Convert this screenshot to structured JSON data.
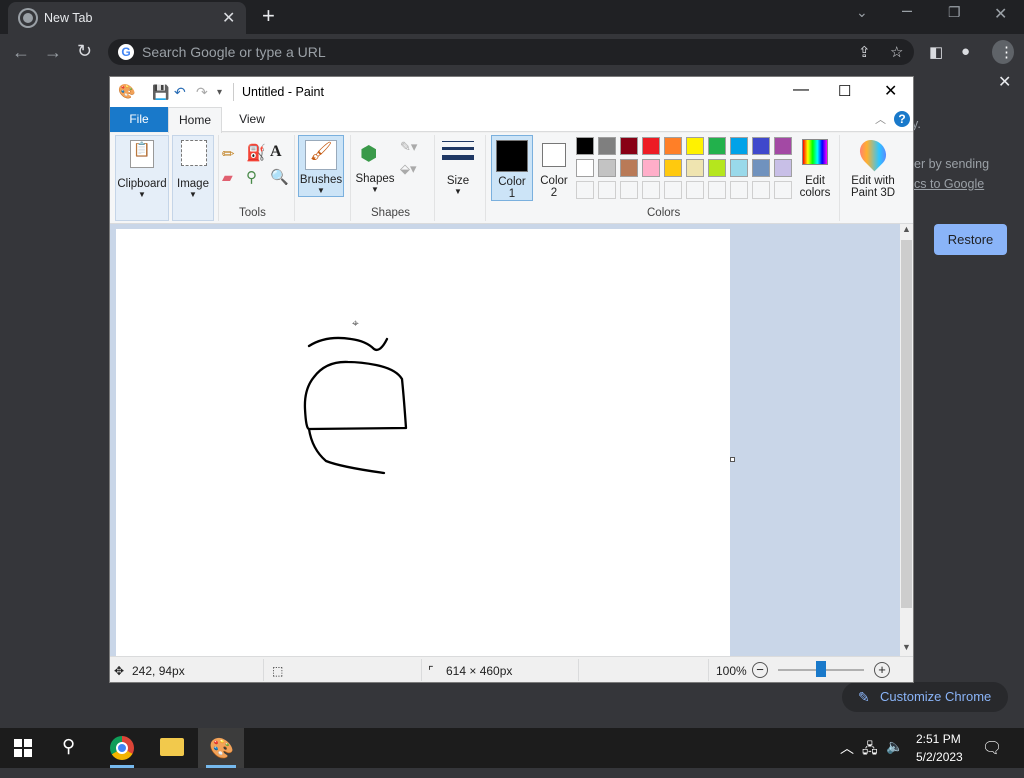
{
  "browser": {
    "tab_title": "New Tab",
    "omnibox_placeholder": "Search Google or type a URL",
    "panel_text_1": "y.",
    "panel_text_2": "er by sending",
    "panel_text_3": "cs to Google",
    "restore_label": "Restore",
    "customize_label": "Customize Chrome"
  },
  "paint": {
    "window_title": "Untitled - Paint",
    "tabs": [
      "File",
      "Home",
      "View"
    ],
    "groups": {
      "clipboard": "Clipboard",
      "image": "Image",
      "tools": "Tools",
      "brushes": "Brushes",
      "shapes_btn": "Shapes",
      "shapes_group": "Shapes",
      "size": "Size",
      "color1": "Color",
      "color1_num": "1",
      "color2": "Color",
      "color2_num": "2",
      "colors": "Colors",
      "edit_colors_1": "Edit",
      "edit_colors_2": "colors",
      "edit3d_1": "Edit with",
      "edit3d_2": "Paint 3D"
    },
    "palette_row1": [
      "#000000",
      "#7f7f7f",
      "#880015",
      "#ed1c24",
      "#ff7f27",
      "#fff200",
      "#22b14c",
      "#00a2e8",
      "#3f48cc",
      "#a349a4"
    ],
    "palette_row2": [
      "#ffffff",
      "#c3c3c3",
      "#b97a57",
      "#ffaec9",
      "#ffc90e",
      "#efe4b0",
      "#b5e61d",
      "#99d9ea",
      "#7092be",
      "#c8bfe7"
    ],
    "color1_value": "#000000",
    "color2_value": "#ffffff",
    "status": {
      "cursor_pos": "242, 94px",
      "canvas_size": "614 × 460px",
      "zoom": "100%",
      "zoom_slider_fraction": 0.5
    }
  },
  "taskbar": {
    "time": "2:51 PM",
    "date": "5/2/2023"
  }
}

*Problem:*
Gather each line from the listing above that holds "Google".

*Right answer:*
    "omnibox_placeholder": "Search Google or type a URL",
    "panel_text_3": "cs to Google",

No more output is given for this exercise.